- _WHAT THE TASK ASKS_
Each line containing the word "title" must be reported.

===== ITEMS

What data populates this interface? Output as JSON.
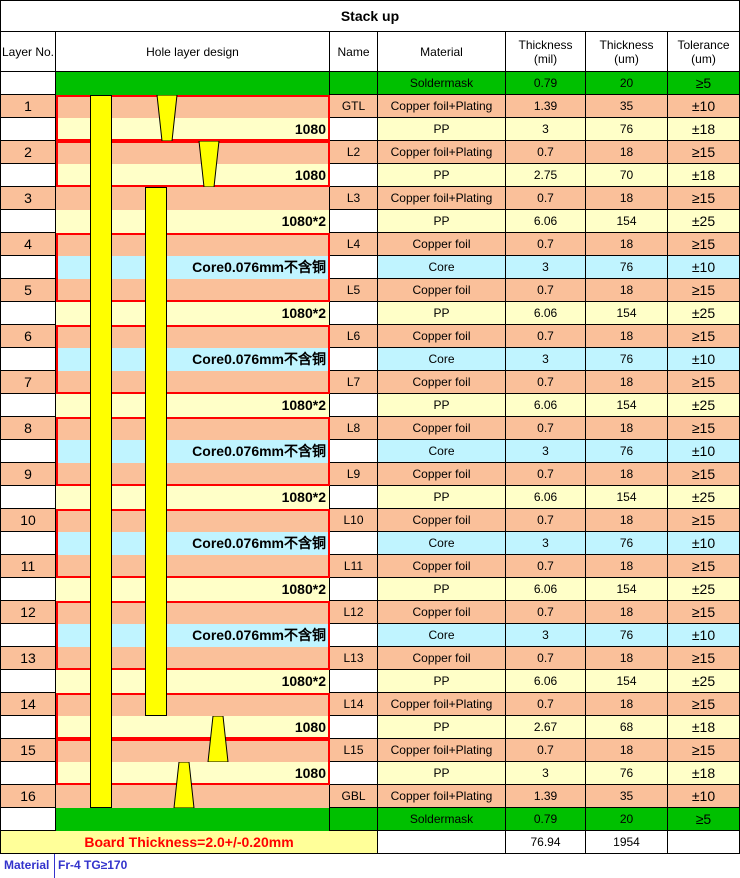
{
  "title": "Stack up",
  "headers": {
    "layer_no": "Layer No.",
    "hole_design": "Hole layer design",
    "name": "Name",
    "material": "Material",
    "thick_mil": "Thickness\n(mil)",
    "thick_um": "Thickness\n(um)",
    "tolerance": "Tolerance\n(um)"
  },
  "colors": {
    "soldermask": "#00c000",
    "copper": "#fac09a",
    "pp": "#ffffc8",
    "core": "#c0f4ff",
    "outline": "#ff0000",
    "drill": "#ffff00",
    "board_fill": "#ffff99"
  },
  "rows": [
    {
      "layer": "",
      "name": "",
      "material": "Soldermask",
      "mil": "0.79",
      "um": "20",
      "tol": "≥5",
      "type": "soldermask",
      "label": ""
    },
    {
      "layer": "1",
      "name": "GTL",
      "material": "Copper foil+Plating",
      "mil": "1.39",
      "um": "35",
      "tol": "±10",
      "type": "copper",
      "label": ""
    },
    {
      "layer": "",
      "name": "",
      "material": "PP",
      "mil": "3",
      "um": "76",
      "tol": "±18",
      "type": "pp",
      "label": "1080"
    },
    {
      "layer": "2",
      "name": "L2",
      "material": "Copper foil+Plating",
      "mil": "0.7",
      "um": "18",
      "tol": "≥15",
      "type": "copper",
      "label": ""
    },
    {
      "layer": "",
      "name": "",
      "material": "PP",
      "mil": "2.75",
      "um": "70",
      "tol": "±18",
      "type": "pp",
      "label": "1080"
    },
    {
      "layer": "3",
      "name": "L3",
      "material": "Copper foil+Plating",
      "mil": "0.7",
      "um": "18",
      "tol": "≥15",
      "type": "copper",
      "label": ""
    },
    {
      "layer": "",
      "name": "",
      "material": "PP",
      "mil": "6.06",
      "um": "154",
      "tol": "±25",
      "type": "pp",
      "label": "1080*2"
    },
    {
      "layer": "4",
      "name": "L4",
      "material": "Copper foil",
      "mil": "0.7",
      "um": "18",
      "tol": "≥15",
      "type": "copper",
      "label": ""
    },
    {
      "layer": "",
      "name": "",
      "material": "Core",
      "mil": "3",
      "um": "76",
      "tol": "±10",
      "type": "core",
      "label": "Core0.076mm不含铜"
    },
    {
      "layer": "5",
      "name": "L5",
      "material": "Copper foil",
      "mil": "0.7",
      "um": "18",
      "tol": "≥15",
      "type": "copper",
      "label": ""
    },
    {
      "layer": "",
      "name": "",
      "material": "PP",
      "mil": "6.06",
      "um": "154",
      "tol": "±25",
      "type": "pp",
      "label": "1080*2"
    },
    {
      "layer": "6",
      "name": "L6",
      "material": "Copper foil",
      "mil": "0.7",
      "um": "18",
      "tol": "≥15",
      "type": "copper",
      "label": ""
    },
    {
      "layer": "",
      "name": "",
      "material": "Core",
      "mil": "3",
      "um": "76",
      "tol": "±10",
      "type": "core",
      "label": "Core0.076mm不含铜"
    },
    {
      "layer": "7",
      "name": "L7",
      "material": "Copper foil",
      "mil": "0.7",
      "um": "18",
      "tol": "≥15",
      "type": "copper",
      "label": ""
    },
    {
      "layer": "",
      "name": "",
      "material": "PP",
      "mil": "6.06",
      "um": "154",
      "tol": "±25",
      "type": "pp",
      "label": "1080*2"
    },
    {
      "layer": "8",
      "name": "L8",
      "material": "Copper foil",
      "mil": "0.7",
      "um": "18",
      "tol": "≥15",
      "type": "copper",
      "label": ""
    },
    {
      "layer": "",
      "name": "",
      "material": "Core",
      "mil": "3",
      "um": "76",
      "tol": "±10",
      "type": "core",
      "label": "Core0.076mm不含铜"
    },
    {
      "layer": "9",
      "name": "L9",
      "material": "Copper foil",
      "mil": "0.7",
      "um": "18",
      "tol": "≥15",
      "type": "copper",
      "label": ""
    },
    {
      "layer": "",
      "name": "",
      "material": "PP",
      "mil": "6.06",
      "um": "154",
      "tol": "±25",
      "type": "pp",
      "label": "1080*2"
    },
    {
      "layer": "10",
      "name": "L10",
      "material": "Copper foil",
      "mil": "0.7",
      "um": "18",
      "tol": "≥15",
      "type": "copper",
      "label": ""
    },
    {
      "layer": "",
      "name": "",
      "material": "Core",
      "mil": "3",
      "um": "76",
      "tol": "±10",
      "type": "core",
      "label": "Core0.076mm不含铜"
    },
    {
      "layer": "11",
      "name": "L11",
      "material": "Copper foil",
      "mil": "0.7",
      "um": "18",
      "tol": "≥15",
      "type": "copper",
      "label": ""
    },
    {
      "layer": "",
      "name": "",
      "material": "PP",
      "mil": "6.06",
      "um": "154",
      "tol": "±25",
      "type": "pp",
      "label": "1080*2"
    },
    {
      "layer": "12",
      "name": "L12",
      "material": "Copper foil",
      "mil": "0.7",
      "um": "18",
      "tol": "≥15",
      "type": "copper",
      "label": ""
    },
    {
      "layer": "",
      "name": "",
      "material": "Core",
      "mil": "3",
      "um": "76",
      "tol": "±10",
      "type": "core",
      "label": "Core0.076mm不含铜"
    },
    {
      "layer": "13",
      "name": "L13",
      "material": "Copper foil",
      "mil": "0.7",
      "um": "18",
      "tol": "≥15",
      "type": "copper",
      "label": ""
    },
    {
      "layer": "",
      "name": "",
      "material": "PP",
      "mil": "6.06",
      "um": "154",
      "tol": "±25",
      "type": "pp",
      "label": "1080*2"
    },
    {
      "layer": "14",
      "name": "L14",
      "material": "Copper foil+Plating",
      "mil": "0.7",
      "um": "18",
      "tol": "≥15",
      "type": "copper",
      "label": ""
    },
    {
      "layer": "",
      "name": "",
      "material": "PP",
      "mil": "2.67",
      "um": "68",
      "tol": "±18",
      "type": "pp",
      "label": "1080"
    },
    {
      "layer": "15",
      "name": "L15",
      "material": "Copper foil+Plating",
      "mil": "0.7",
      "um": "18",
      "tol": "≥15",
      "type": "copper",
      "label": ""
    },
    {
      "layer": "",
      "name": "",
      "material": "PP",
      "mil": "3",
      "um": "76",
      "tol": "±18",
      "type": "pp",
      "label": "1080"
    },
    {
      "layer": "16",
      "name": "GBL",
      "material": "Copper foil+Plating",
      "mil": "1.39",
      "um": "35",
      "tol": "±10",
      "type": "copper",
      "label": ""
    },
    {
      "layer": "",
      "name": "",
      "material": "Soldermask",
      "mil": "0.79",
      "um": "20",
      "tol": "≥5",
      "type": "soldermask",
      "label": ""
    }
  ],
  "board_thickness": "Board Thickness=2.0+/-0.20mm",
  "totals": {
    "mil": "76.94",
    "um": "1954"
  },
  "material_label": "Material",
  "material_value": "Fr-4  TG≥170"
}
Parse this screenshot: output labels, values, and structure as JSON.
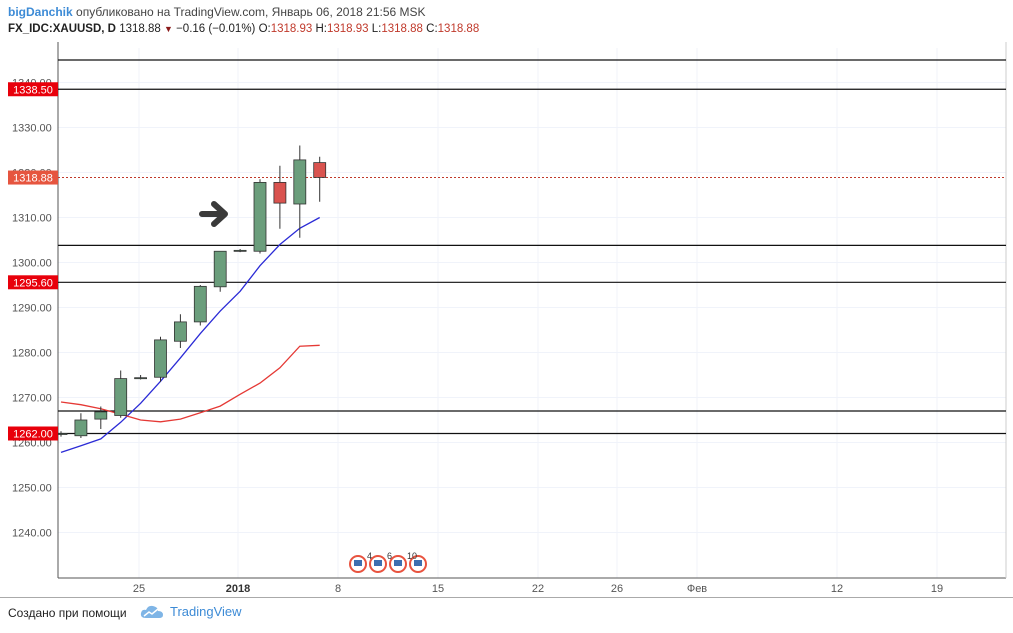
{
  "header": {
    "author": "bigDanchik",
    "published": " опубликовано на TradingView.com, Январь 06, 2018 21:56 MSK",
    "symbol": "FX_IDC:XAUUSD, D",
    "last": "1318.88",
    "change": "−0.16 (−0.01%)",
    "o_label": "O:",
    "o": "1318.93",
    "h_label": "H:",
    "h": "1318.93",
    "l_label": "L:",
    "l": "1318.88",
    "c_label": "C:",
    "c": "1318.88"
  },
  "footer": {
    "created_with": "Создано при помощи",
    "brand": "TradingView"
  },
  "colors": {
    "up": "#6b9e7c",
    "down": "#d9534f",
    "ema_fast": "#2b2bd6",
    "ema_slow": "#e53935",
    "price_line": "#c0392b",
    "label_bg": "#e8000b",
    "grid": "#f0f3fa"
  },
  "chart_data": {
    "type": "candlestick",
    "symbol": "FX_IDC:XAUUSD",
    "ylim": [
      1230,
      1348
    ],
    "y_ticks": [
      "1240.00",
      "1250.00",
      "1260.00",
      "1270.00",
      "1280.00",
      "1290.00",
      "1300.00",
      "1310.00",
      "1320.00",
      "1330.00",
      "1340.00"
    ],
    "x_ticks": [
      "25",
      "2018",
      "8",
      "15",
      "22",
      "26",
      "Фев",
      "12",
      "19"
    ],
    "candles": [
      {
        "o": 1261.8,
        "h": 1262.5,
        "l": 1261.3,
        "c": 1262.0
      },
      {
        "o": 1261.5,
        "h": 1266.5,
        "l": 1261.0,
        "c": 1265.0
      },
      {
        "o": 1265.2,
        "h": 1268.0,
        "l": 1263.0,
        "c": 1266.8
      },
      {
        "o": 1266.0,
        "h": 1276.0,
        "l": 1265.5,
        "c": 1274.2
      },
      {
        "o": 1274.3,
        "h": 1275.0,
        "l": 1274.0,
        "c": 1274.4
      },
      {
        "o": 1274.5,
        "h": 1283.5,
        "l": 1273.5,
        "c": 1282.8
      },
      {
        "o": 1282.5,
        "h": 1288.5,
        "l": 1281.0,
        "c": 1286.8
      },
      {
        "o": 1286.8,
        "h": 1295.0,
        "l": 1286.0,
        "c": 1294.7
      },
      {
        "o": 1294.6,
        "h": 1302.5,
        "l": 1293.5,
        "c": 1302.5
      },
      {
        "o": 1302.5,
        "h": 1303.0,
        "l": 1302.3,
        "c": 1302.7
      },
      {
        "o": 1302.5,
        "h": 1318.5,
        "l": 1302.0,
        "c": 1317.8
      },
      {
        "o": 1317.8,
        "h": 1321.5,
        "l": 1307.5,
        "c": 1313.2
      },
      {
        "o": 1313.0,
        "h": 1326.0,
        "l": 1305.5,
        "c": 1322.8
      },
      {
        "o": 1322.2,
        "h": 1323.5,
        "l": 1313.5,
        "c": 1318.9
      }
    ],
    "ema_fast": [
      1257.8,
      1259.3,
      1260.8,
      1264.5,
      1268.7,
      1273.6,
      1278.8,
      1284.2,
      1289.2,
      1293.6,
      1299.3,
      1304.0,
      1307.6,
      1310.0
    ],
    "ema_slow": [
      1269.0,
      1268.4,
      1267.5,
      1266.3,
      1265.0,
      1264.6,
      1265.2,
      1266.6,
      1268.1,
      1270.7,
      1273.2,
      1276.6,
      1281.4,
      1281.6
    ],
    "horizontal_lines": [
      1345.0,
      1338.5,
      1303.8,
      1295.6,
      1267.0,
      1262.0
    ],
    "price_labels": [
      {
        "value": 1338.5,
        "text": "1338.50"
      },
      {
        "value": 1318.88,
        "text": "1318.88"
      },
      {
        "value": 1295.6,
        "text": "1295.60"
      },
      {
        "value": 1262.0,
        "text": "1262.00"
      }
    ],
    "last_price": 1318.88,
    "events": [
      "4",
      "6",
      "10"
    ]
  }
}
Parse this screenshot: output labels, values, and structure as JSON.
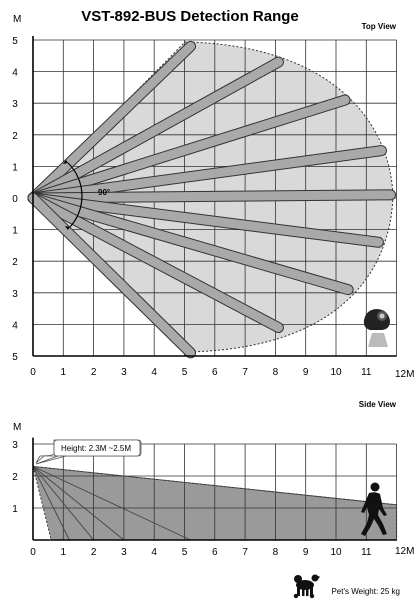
{
  "title": "VST-892-BUS Detection Range",
  "top_view": {
    "label": "Top View",
    "y_unit": "M",
    "x_unit": "12M",
    "x_ticks": [
      "0",
      "1",
      "2",
      "3",
      "4",
      "5",
      "6",
      "7",
      "8",
      "9",
      "10",
      "11"
    ],
    "y_ticks": [
      "5",
      "4",
      "3",
      "2",
      "1",
      "0",
      "1",
      "2",
      "3",
      "4",
      "5"
    ],
    "angle_label": "90°",
    "beams_end_m": [
      [
        5.2,
        4.8
      ],
      [
        8.1,
        4.3
      ],
      [
        10.3,
        3.1
      ],
      [
        11.5,
        1.5
      ],
      [
        11.8,
        0.1
      ],
      [
        11.4,
        -1.4
      ],
      [
        10.4,
        -2.9
      ],
      [
        8.1,
        -4.1
      ],
      [
        5.2,
        -4.9
      ]
    ],
    "icon": "motion-sensor-icon"
  },
  "side_view": {
    "label": "Side View",
    "y_unit": "M",
    "x_unit": "12M",
    "x_ticks": [
      "0",
      "1",
      "2",
      "3",
      "4",
      "5",
      "6",
      "7",
      "8",
      "9",
      "10",
      "11"
    ],
    "y_ticks": [
      "3",
      "2",
      "1"
    ],
    "mount_height_label": "Height: 2.3M ~2.5M",
    "mount_height_m": 2.3,
    "far_edge_height_m": 1.1,
    "ray_ends_x_m": [
      1.2,
      2.0,
      3.0,
      5.2
    ],
    "icon": "walking-person-icon"
  },
  "footer": {
    "pet_weight_label": "Pet's Weight: 25 kg",
    "icon": "dog-icon"
  }
}
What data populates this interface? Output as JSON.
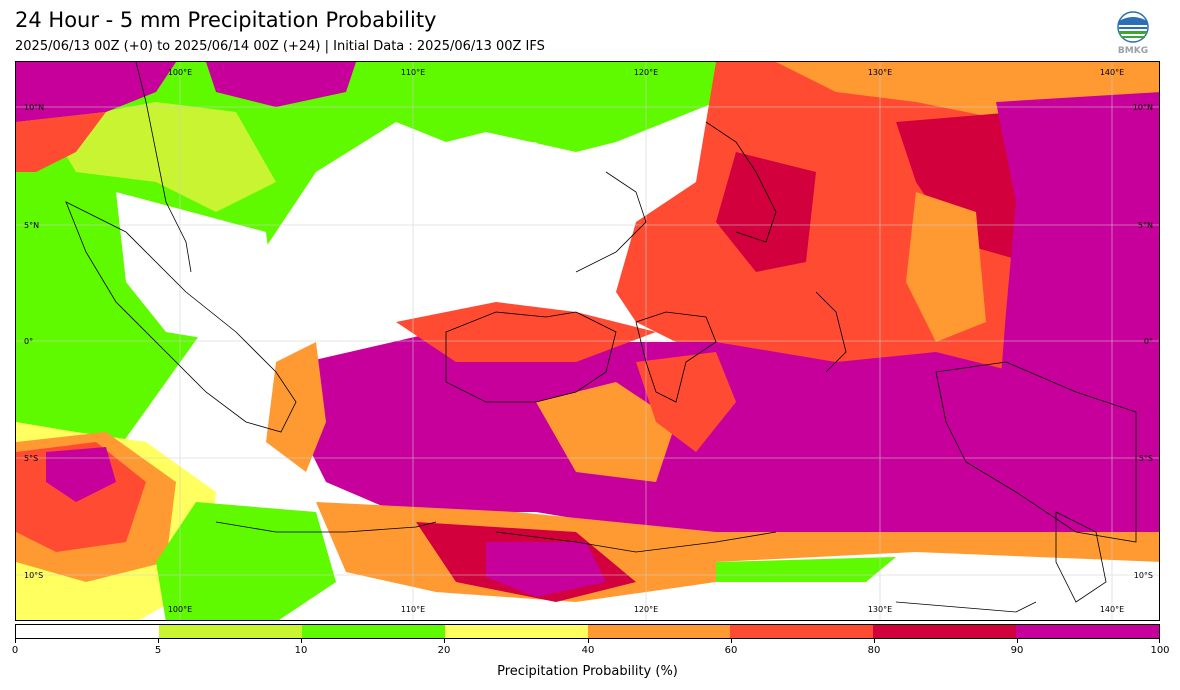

==========

- _SOLUTION FOR THIS PROBLEM_
  "title": "Stack up",
  "title": "VST-892-BUS Detection Range",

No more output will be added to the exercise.